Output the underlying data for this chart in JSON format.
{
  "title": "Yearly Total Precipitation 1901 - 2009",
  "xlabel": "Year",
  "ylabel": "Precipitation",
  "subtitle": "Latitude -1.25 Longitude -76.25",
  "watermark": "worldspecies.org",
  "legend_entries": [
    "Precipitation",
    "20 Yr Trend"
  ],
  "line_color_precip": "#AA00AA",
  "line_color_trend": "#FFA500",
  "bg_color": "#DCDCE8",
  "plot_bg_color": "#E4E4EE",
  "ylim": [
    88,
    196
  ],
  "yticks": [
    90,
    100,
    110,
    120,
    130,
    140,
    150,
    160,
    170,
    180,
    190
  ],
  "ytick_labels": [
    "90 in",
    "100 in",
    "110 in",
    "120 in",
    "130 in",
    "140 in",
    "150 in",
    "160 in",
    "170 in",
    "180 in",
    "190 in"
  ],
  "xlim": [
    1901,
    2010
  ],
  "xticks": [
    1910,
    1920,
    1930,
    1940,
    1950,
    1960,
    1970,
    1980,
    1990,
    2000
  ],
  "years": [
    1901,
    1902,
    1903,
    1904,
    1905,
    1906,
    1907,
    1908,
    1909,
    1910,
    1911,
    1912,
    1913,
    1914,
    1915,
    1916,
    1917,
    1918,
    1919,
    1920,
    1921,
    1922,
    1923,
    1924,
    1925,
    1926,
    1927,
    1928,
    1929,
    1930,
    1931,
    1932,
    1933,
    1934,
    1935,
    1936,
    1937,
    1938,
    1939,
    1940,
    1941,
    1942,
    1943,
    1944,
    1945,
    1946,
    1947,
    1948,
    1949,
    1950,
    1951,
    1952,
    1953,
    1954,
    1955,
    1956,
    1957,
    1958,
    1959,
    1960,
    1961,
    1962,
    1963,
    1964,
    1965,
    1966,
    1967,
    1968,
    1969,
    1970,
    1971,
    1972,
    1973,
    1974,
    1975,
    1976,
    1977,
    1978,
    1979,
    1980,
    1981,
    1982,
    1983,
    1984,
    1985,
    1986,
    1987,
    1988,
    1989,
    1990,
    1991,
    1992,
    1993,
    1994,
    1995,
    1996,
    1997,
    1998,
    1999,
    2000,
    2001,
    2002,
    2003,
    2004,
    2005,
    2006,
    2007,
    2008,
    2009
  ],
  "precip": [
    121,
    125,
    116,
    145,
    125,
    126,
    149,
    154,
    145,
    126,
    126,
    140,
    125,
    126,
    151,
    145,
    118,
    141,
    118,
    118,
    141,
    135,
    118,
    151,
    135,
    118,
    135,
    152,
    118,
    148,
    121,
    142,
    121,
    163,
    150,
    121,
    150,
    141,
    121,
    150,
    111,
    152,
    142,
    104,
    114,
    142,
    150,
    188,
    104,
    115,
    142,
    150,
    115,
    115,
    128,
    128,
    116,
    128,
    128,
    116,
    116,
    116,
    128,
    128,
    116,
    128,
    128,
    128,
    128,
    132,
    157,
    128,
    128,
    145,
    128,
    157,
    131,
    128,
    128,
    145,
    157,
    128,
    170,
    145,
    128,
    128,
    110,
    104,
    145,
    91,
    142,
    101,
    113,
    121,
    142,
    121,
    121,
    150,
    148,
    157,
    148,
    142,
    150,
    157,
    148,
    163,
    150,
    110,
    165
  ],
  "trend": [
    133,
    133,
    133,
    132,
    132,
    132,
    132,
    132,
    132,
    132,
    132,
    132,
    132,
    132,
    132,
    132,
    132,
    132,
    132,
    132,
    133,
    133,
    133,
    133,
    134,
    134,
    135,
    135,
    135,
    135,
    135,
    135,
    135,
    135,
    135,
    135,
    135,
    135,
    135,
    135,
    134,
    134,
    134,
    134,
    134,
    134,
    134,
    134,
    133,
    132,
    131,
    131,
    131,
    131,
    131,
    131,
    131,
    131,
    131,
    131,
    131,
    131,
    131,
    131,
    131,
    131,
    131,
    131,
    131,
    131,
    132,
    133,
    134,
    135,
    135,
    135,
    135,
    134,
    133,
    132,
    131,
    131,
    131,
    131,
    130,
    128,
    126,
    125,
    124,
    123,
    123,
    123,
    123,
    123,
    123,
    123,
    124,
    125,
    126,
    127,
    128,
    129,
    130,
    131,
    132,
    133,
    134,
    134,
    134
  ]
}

+ + + +

BRIEF.
Copy out every line of the data that includes the word "Precipitation".

SOLUTION.
  "title": "Yearly Total Precipitation 1901 - 2009",
  "ylabel": "Precipitation",
    "Precipitation",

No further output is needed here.